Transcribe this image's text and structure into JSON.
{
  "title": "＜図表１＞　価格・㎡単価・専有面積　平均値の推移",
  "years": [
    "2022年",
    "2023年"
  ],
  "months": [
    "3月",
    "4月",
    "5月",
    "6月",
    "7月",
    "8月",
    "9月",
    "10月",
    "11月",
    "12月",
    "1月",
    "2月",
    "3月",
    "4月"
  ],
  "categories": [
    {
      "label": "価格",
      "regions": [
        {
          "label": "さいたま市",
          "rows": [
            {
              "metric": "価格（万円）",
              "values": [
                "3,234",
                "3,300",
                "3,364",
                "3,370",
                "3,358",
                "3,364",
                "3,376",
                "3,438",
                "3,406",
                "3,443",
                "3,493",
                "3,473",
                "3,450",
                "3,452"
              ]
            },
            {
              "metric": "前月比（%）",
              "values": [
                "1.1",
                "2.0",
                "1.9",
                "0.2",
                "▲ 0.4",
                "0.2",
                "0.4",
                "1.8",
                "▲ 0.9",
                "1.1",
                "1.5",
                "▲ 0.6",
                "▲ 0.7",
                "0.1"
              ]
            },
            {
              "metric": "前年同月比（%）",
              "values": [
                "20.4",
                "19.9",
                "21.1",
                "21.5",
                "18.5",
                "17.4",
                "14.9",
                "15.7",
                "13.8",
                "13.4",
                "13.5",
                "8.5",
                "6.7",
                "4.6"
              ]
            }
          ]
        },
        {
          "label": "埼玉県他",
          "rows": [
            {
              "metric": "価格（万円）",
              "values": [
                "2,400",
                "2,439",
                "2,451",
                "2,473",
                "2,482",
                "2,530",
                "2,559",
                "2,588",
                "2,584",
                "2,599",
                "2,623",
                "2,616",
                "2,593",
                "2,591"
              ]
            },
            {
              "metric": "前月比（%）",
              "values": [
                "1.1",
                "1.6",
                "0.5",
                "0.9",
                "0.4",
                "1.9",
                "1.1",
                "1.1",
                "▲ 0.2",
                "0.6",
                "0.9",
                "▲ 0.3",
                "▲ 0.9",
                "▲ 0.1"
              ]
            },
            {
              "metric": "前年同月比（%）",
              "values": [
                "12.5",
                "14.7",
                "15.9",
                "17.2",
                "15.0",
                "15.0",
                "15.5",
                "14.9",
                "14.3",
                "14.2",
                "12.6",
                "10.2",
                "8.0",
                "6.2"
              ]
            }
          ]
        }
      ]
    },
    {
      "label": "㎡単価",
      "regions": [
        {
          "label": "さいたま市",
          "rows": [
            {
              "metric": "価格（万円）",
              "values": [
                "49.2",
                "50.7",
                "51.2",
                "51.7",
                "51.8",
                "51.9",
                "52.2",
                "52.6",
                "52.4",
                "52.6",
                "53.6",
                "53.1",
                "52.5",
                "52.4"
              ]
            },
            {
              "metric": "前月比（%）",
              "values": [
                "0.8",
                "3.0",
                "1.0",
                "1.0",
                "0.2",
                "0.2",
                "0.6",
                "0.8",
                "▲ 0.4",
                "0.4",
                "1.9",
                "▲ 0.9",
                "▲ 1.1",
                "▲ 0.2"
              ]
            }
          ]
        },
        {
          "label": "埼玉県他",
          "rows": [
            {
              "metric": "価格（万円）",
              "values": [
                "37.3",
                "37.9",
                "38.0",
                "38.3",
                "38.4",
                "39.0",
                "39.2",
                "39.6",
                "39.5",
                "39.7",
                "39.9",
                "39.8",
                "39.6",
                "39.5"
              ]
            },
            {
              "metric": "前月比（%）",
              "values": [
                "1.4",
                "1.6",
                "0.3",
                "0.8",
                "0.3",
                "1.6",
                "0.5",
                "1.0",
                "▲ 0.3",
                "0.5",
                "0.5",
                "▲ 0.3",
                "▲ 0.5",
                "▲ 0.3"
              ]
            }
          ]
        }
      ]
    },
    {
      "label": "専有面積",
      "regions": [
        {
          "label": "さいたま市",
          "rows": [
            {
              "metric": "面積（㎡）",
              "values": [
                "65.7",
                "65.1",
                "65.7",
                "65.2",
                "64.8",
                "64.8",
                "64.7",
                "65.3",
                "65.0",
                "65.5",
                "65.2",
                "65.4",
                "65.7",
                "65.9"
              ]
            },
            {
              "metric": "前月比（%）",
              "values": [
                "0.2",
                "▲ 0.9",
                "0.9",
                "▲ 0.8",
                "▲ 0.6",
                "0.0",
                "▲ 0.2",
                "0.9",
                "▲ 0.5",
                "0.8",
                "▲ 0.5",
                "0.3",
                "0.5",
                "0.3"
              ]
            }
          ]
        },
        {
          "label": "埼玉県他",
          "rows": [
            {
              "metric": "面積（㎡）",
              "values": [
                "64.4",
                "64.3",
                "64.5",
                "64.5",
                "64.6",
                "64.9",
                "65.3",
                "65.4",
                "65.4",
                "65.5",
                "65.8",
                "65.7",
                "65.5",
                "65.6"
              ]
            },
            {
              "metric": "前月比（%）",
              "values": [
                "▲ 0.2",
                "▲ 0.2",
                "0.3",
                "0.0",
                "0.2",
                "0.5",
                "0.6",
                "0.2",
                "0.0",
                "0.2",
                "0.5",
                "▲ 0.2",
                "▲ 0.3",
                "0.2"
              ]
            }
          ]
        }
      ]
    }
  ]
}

===============

◆ **STATED TASK**: Write the material out exactly, with nothing left out.

◆ **PROBLEM SOLUTION**:
Transcribe this image's text and structure into JSON.
{
  "title": "＜図表１＞　価格・㎡単価・専有面積　平均値の推移",
  "years": [
    "2022年",
    "2023年"
  ],
  "months": [
    "3月",
    "4月",
    "5月",
    "6月",
    "7月",
    "8月",
    "9月",
    "10月",
    "11月",
    "12月",
    "1月",
    "2月",
    "3月",
    "4月"
  ],
  "categories": [
    {
      "label": "価格",
      "regions": [
        {
          "label": "さいたま市",
          "rows": [
            {
              "metric": "価格（万円）",
              "values": [
                "3,234",
                "3,300",
                "3,364",
                "3,370",
                "3,358",
                "3,364",
                "3,376",
                "3,438",
                "3,406",
                "3,443",
                "3,493",
                "3,473",
                "3,450",
                "3,452"
              ]
            },
            {
              "metric": "前月比（%）",
              "values": [
                "1.1",
                "2.0",
                "1.9",
                "0.2",
                "▲ 0.4",
                "0.2",
                "0.4",
                "1.8",
                "▲ 0.9",
                "1.1",
                "1.5",
                "▲ 0.6",
                "▲ 0.7",
                "0.1"
              ]
            },
            {
              "metric": "前年同月比（%）",
              "values": [
                "20.4",
                "19.9",
                "21.1",
                "21.5",
                "18.5",
                "17.4",
                "14.9",
                "15.7",
                "13.8",
                "13.4",
                "13.5",
                "8.5",
                "6.7",
                "4.6"
              ]
            }
          ]
        },
        {
          "label": "埼玉県他",
          "rows": [
            {
              "metric": "価格（万円）",
              "values": [
                "2,400",
                "2,439",
                "2,451",
                "2,473",
                "2,482",
                "2,530",
                "2,559",
                "2,588",
                "2,584",
                "2,599",
                "2,623",
                "2,616",
                "2,593",
                "2,591"
              ]
            },
            {
              "metric": "前月比（%）",
              "values": [
                "1.1",
                "1.6",
                "0.5",
                "0.9",
                "0.4",
                "1.9",
                "1.1",
                "1.1",
                "▲ 0.2",
                "0.6",
                "0.9",
                "▲ 0.3",
                "▲ 0.9",
                "▲ 0.1"
              ]
            },
            {
              "metric": "前年同月比（%）",
              "values": [
                "12.5",
                "14.7",
                "15.9",
                "17.2",
                "15.0",
                "15.0",
                "15.5",
                "14.9",
                "14.3",
                "14.2",
                "12.6",
                "10.2",
                "8.0",
                "6.2"
              ]
            }
          ]
        }
      ]
    },
    {
      "label": "㎡単価",
      "regions": [
        {
          "label": "さいたま市",
          "rows": [
            {
              "metric": "価格（万円）",
              "values": [
                "49.2",
                "50.7",
                "51.2",
                "51.7",
                "51.8",
                "51.9",
                "52.2",
                "52.6",
                "52.4",
                "52.6",
                "53.6",
                "53.1",
                "52.5",
                "52.4"
              ]
            },
            {
              "metric": "前月比（%）",
              "values": [
                "0.8",
                "3.0",
                "1.0",
                "1.0",
                "0.2",
                "0.2",
                "0.6",
                "0.8",
                "▲ 0.4",
                "0.4",
                "1.9",
                "▲ 0.9",
                "▲ 1.1",
                "▲ 0.2"
              ]
            }
          ]
        },
        {
          "label": "埼玉県他",
          "rows": [
            {
              "metric": "価格（万円）",
              "values": [
                "37.3",
                "37.9",
                "38.0",
                "38.3",
                "38.4",
                "39.0",
                "39.2",
                "39.6",
                "39.5",
                "39.7",
                "39.9",
                "39.8",
                "39.6",
                "39.5"
              ]
            },
            {
              "metric": "前月比（%）",
              "values": [
                "1.4",
                "1.6",
                "0.3",
                "0.8",
                "0.3",
                "1.6",
                "0.5",
                "1.0",
                "▲ 0.3",
                "0.5",
                "0.5",
                "▲ 0.3",
                "▲ 0.5",
                "▲ 0.3"
              ]
            }
          ]
        }
      ]
    },
    {
      "label": "専有面積",
      "regions": [
        {
          "label": "さいたま市",
          "rows": [
            {
              "metric": "面積（㎡）",
              "values": [
                "65.7",
                "65.1",
                "65.7",
                "65.2",
                "64.8",
                "64.8",
                "64.7",
                "65.3",
                "65.0",
                "65.5",
                "65.2",
                "65.4",
                "65.7",
                "65.9"
              ]
            },
            {
              "metric": "前月比（%）",
              "values": [
                "0.2",
                "▲ 0.9",
                "0.9",
                "▲ 0.8",
                "▲ 0.6",
                "0.0",
                "▲ 0.2",
                "0.9",
                "▲ 0.5",
                "0.8",
                "▲ 0.5",
                "0.3",
                "0.5",
                "0.3"
              ]
            }
          ]
        },
        {
          "label": "埼玉県他",
          "rows": [
            {
              "metric": "面積（㎡）",
              "values": [
                "64.4",
                "64.3",
                "64.5",
                "64.5",
                "64.6",
                "64.9",
                "65.3",
                "65.4",
                "65.4",
                "65.5",
                "65.8",
                "65.7",
                "65.5",
                "65.6"
              ]
            },
            {
              "metric": "前月比（%）",
              "values": [
                "▲ 0.2",
                "▲ 0.2",
                "0.3",
                "0.0",
                "0.2",
                "0.5",
                "0.6",
                "0.2",
                "0.0",
                "0.2",
                "0.5",
                "▲ 0.2",
                "▲ 0.3",
                "0.2"
              ]
            }
          ]
        }
      ]
    }
  ]
}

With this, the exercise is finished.